--- Start of Data ---

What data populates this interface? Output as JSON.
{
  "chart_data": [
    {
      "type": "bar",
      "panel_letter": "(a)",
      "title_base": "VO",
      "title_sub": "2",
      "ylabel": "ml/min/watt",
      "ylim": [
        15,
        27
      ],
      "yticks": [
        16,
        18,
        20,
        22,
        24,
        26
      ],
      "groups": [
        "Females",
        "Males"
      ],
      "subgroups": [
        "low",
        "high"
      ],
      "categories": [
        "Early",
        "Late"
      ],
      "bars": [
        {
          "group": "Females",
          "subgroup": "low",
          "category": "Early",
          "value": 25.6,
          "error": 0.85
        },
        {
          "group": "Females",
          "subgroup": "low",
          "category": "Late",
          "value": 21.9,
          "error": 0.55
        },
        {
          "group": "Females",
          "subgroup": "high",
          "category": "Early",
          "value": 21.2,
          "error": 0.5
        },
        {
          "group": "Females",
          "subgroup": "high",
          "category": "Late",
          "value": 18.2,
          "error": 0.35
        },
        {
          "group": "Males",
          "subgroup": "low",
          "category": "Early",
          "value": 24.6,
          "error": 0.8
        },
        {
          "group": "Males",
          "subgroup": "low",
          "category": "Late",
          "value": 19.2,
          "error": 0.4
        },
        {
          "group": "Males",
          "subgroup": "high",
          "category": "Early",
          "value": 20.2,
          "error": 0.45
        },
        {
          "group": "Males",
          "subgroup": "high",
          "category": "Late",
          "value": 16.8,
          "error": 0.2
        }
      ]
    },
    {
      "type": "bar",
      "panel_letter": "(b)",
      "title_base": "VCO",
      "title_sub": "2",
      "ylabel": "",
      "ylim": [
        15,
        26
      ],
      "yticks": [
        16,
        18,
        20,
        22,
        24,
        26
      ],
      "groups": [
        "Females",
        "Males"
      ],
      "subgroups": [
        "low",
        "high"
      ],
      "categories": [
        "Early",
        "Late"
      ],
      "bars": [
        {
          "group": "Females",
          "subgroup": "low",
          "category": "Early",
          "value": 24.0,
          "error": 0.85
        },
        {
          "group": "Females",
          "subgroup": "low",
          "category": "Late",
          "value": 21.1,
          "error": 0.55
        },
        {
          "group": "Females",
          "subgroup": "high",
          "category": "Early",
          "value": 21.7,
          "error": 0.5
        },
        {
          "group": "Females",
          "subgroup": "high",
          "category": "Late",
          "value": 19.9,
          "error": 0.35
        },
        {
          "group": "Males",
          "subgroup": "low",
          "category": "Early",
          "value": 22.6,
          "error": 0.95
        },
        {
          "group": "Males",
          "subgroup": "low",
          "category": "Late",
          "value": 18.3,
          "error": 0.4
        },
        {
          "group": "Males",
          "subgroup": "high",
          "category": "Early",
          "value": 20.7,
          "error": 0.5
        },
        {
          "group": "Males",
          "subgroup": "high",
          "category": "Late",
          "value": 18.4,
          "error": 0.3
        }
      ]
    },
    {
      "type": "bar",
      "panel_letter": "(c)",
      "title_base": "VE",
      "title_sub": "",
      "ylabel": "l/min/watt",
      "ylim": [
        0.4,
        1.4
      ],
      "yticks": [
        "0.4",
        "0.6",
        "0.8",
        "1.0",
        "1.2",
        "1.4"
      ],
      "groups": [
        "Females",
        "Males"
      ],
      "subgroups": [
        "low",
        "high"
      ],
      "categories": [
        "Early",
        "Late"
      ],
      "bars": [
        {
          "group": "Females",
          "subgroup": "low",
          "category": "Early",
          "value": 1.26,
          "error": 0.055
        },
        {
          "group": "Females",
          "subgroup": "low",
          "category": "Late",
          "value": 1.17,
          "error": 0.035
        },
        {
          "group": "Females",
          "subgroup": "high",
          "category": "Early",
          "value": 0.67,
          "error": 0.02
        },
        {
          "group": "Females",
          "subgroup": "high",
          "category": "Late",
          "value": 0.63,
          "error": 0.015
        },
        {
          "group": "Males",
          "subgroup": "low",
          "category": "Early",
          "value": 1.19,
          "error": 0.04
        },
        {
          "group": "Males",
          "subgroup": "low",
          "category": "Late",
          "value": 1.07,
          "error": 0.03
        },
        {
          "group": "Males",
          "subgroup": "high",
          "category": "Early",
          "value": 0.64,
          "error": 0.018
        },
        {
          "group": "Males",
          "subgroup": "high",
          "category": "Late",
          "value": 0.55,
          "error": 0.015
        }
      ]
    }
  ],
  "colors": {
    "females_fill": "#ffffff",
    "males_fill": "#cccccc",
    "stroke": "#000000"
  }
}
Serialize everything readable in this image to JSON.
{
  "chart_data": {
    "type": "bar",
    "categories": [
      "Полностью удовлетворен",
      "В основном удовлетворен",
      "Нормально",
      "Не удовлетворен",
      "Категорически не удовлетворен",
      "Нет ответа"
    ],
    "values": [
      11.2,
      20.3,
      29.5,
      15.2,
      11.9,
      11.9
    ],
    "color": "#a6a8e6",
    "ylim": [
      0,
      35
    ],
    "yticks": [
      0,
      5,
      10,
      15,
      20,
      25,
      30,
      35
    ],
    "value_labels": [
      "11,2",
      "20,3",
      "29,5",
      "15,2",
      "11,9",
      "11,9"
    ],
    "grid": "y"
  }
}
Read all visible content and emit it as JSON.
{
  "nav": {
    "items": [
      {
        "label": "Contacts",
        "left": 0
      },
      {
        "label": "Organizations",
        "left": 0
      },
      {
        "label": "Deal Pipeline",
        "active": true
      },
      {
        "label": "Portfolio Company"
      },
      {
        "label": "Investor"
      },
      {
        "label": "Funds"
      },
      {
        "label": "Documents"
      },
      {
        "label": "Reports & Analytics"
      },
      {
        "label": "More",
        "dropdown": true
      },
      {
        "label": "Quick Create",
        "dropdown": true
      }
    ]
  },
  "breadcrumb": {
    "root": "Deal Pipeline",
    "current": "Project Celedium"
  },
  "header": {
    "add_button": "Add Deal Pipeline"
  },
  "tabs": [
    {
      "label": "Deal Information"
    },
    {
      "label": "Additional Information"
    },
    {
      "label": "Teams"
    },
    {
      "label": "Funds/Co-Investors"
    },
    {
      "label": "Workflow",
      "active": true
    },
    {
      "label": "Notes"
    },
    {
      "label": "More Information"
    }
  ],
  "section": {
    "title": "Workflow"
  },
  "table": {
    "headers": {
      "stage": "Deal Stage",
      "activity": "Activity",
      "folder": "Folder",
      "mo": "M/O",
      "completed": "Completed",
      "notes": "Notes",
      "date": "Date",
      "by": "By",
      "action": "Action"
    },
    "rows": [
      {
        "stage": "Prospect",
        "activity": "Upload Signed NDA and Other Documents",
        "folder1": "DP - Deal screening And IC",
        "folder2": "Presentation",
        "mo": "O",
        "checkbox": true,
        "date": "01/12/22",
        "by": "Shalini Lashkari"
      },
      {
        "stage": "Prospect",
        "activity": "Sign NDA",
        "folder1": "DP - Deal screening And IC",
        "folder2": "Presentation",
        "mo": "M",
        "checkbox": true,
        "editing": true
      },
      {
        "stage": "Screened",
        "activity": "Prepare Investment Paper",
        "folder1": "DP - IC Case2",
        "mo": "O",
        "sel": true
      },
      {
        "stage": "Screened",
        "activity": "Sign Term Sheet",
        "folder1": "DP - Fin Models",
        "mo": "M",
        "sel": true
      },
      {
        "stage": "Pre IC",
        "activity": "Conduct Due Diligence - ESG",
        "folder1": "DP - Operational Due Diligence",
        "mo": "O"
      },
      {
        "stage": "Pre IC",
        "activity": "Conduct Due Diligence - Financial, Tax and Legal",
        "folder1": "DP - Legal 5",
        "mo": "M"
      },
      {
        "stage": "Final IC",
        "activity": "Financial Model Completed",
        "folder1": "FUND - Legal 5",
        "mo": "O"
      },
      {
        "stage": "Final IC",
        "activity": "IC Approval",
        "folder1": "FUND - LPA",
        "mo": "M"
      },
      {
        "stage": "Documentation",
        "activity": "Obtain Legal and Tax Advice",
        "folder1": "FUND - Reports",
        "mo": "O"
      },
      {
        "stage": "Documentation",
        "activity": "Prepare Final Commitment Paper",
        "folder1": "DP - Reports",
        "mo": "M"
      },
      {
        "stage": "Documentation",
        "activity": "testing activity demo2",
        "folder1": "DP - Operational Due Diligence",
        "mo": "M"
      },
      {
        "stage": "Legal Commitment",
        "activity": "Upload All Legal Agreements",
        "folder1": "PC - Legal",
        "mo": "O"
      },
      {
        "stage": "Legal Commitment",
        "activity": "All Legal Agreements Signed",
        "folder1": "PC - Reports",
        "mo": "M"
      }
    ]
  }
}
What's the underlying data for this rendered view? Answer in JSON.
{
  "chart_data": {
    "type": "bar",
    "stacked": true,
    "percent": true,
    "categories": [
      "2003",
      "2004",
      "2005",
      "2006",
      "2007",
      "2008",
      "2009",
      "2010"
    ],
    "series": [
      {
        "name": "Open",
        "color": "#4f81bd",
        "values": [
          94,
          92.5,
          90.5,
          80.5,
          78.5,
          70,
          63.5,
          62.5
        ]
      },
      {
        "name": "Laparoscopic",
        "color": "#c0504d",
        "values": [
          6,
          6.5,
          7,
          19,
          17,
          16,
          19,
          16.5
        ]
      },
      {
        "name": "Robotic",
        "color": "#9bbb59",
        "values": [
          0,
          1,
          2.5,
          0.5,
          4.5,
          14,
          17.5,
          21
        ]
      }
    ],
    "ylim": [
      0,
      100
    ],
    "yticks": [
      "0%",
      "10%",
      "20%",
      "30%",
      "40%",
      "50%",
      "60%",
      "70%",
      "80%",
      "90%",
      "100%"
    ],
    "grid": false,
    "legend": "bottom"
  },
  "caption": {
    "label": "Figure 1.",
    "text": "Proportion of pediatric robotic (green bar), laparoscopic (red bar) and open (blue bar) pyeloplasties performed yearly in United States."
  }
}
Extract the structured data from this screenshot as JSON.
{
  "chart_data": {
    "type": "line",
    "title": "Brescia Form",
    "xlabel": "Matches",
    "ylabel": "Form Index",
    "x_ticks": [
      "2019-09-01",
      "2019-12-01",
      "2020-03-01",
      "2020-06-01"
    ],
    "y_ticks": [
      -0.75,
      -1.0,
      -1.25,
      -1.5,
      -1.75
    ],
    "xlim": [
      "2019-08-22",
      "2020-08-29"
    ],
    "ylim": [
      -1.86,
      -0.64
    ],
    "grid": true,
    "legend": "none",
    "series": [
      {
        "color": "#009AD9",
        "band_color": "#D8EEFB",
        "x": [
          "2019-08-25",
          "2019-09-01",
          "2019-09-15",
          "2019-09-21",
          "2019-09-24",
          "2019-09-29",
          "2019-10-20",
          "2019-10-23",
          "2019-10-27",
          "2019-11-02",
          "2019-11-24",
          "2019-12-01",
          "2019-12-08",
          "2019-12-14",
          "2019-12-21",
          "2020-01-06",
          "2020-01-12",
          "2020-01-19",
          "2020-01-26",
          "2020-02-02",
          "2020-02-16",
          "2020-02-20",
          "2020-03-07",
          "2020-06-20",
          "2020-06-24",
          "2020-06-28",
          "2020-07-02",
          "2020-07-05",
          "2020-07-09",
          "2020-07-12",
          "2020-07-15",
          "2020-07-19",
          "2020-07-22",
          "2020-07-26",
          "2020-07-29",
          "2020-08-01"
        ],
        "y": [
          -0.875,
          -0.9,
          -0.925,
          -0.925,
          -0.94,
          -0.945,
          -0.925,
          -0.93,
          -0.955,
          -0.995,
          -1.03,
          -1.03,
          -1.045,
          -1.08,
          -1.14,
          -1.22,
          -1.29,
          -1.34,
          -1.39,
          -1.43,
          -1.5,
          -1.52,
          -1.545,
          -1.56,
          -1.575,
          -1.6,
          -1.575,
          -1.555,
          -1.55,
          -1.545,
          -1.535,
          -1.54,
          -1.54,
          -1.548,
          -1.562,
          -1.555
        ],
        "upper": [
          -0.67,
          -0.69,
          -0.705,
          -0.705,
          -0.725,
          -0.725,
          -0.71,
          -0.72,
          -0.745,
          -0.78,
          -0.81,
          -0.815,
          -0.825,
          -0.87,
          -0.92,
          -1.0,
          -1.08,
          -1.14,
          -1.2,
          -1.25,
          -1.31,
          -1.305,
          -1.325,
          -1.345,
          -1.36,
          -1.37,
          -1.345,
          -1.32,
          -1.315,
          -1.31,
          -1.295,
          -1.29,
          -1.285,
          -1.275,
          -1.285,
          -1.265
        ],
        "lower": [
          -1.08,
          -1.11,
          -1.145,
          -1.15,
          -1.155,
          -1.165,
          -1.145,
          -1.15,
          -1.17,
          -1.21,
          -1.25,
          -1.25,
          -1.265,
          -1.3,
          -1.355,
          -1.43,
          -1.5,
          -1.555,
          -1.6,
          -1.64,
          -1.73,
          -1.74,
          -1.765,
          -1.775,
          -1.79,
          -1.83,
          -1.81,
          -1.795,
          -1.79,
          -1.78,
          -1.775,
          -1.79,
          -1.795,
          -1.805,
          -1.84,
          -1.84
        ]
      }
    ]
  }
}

--- End of Data ---

» **What the task asks**
Look through the entries above. Extract each line with the word "Completed".

» **Answer to this exercise**
      "completed": "Completed",
        "activity": "Financial Model Completed",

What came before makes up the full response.